(Dataset items)
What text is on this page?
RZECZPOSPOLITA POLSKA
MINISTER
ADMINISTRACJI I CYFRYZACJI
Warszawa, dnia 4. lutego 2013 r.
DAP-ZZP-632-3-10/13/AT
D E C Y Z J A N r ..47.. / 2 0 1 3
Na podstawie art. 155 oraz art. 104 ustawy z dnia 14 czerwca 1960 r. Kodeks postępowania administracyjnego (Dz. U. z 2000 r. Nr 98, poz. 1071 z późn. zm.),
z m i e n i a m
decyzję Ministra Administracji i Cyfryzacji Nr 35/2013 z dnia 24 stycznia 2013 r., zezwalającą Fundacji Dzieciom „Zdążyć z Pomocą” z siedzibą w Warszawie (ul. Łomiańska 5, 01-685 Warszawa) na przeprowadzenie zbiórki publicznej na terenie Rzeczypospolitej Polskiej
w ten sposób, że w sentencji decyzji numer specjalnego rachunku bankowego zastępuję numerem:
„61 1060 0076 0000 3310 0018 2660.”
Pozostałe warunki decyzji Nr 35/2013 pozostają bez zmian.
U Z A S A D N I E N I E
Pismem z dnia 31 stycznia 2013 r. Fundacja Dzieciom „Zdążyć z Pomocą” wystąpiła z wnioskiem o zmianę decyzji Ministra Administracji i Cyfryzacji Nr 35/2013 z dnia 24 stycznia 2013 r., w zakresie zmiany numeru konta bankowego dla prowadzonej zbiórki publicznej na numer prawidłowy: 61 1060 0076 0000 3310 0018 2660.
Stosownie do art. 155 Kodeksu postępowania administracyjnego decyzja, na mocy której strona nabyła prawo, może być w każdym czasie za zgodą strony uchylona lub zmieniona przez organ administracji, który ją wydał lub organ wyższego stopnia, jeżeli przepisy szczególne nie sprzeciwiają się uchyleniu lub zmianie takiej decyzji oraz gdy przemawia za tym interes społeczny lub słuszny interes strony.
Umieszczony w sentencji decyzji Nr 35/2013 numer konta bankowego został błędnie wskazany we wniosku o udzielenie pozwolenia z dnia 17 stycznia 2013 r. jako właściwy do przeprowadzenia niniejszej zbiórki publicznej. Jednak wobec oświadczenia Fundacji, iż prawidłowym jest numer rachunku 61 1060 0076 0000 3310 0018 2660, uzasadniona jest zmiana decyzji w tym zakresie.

▶ **Task to complete**
Reproduce each line verbatim.

▶ **The result**
What text is on this page?
RZECZPOSPOLITA POLSKA
MINISTER
ADMINISTRACJI I CYFRYZACJI
Warszawa, dnia 4. lutego 2013 r.
DAP-ZZP-632-3-10/13/AT
D E C Y Z J A N r ..47.. / 2 0 1 3
Na podstawie art. 155 oraz art. 104 ustawy z dnia 14 czerwca 1960 r. Kodeks postępowania administracyjnego (Dz. U. z 2000 r. Nr 98, poz. 1071 z późn. zm.),
z m i e n i a m
decyzję Ministra Administracji i Cyfryzacji Nr 35/2013 z dnia 24 stycznia 2013 r., zezwalającą Fundacji Dzieciom „Zdążyć z Pomocą” z siedzibą w Warszawie (ul. Łomiańska 5, 01-685 Warszawa) na przeprowadzenie zbiórki publicznej na terenie Rzeczypospolitej Polskiej
w ten sposób, że w sentencji decyzji numer specjalnego rachunku bankowego zastępuję numerem:
„61 1060 0076 0000 3310 0018 2660.”
Pozostałe warunki decyzji Nr 35/2013 pozostają bez zmian.
U Z A S A D N I E N I E
Pismem z dnia 31 stycznia 2013 r. Fundacja Dzieciom „Zdążyć z Pomocą” wystąpiła z wnioskiem o zmianę decyzji Ministra Administracji i Cyfryzacji Nr 35/2013 z dnia 24 stycznia 2013 r., w zakresie zmiany numeru konta bankowego dla prowadzonej zbiórki publicznej na numer prawidłowy: 61 1060 0076 0000 3310 0018 2660.
Stosownie do art. 155 Kodeksu postępowania administracyjnego decyzja, na mocy której strona nabyła prawo, może być w każdym czasie za zgodą strony uchylona lub zmieniona przez organ administracji, który ją wydał lub organ wyższego stopnia, jeżeli przepisy szczególne nie sprzeciwiają się uchyleniu lub zmianie takiej decyzji oraz gdy przemawia za tym interes społeczny lub słuszny interes strony.
Umieszczony w sentencji decyzji Nr 35/2013 numer konta bankowego został błędnie wskazany we wniosku o udzielenie pozwolenia z dnia 17 stycznia 2013 r. jako właściwy do przeprowadzenia niniejszej zbiórki publicznej. Jednak wobec oświadczenia Fundacji, iż prawidłowym jest numer rachunku 61 1060 0076 0000 3310 0018 2660, uzasadniona jest zmiana decyzji w tym zakresie.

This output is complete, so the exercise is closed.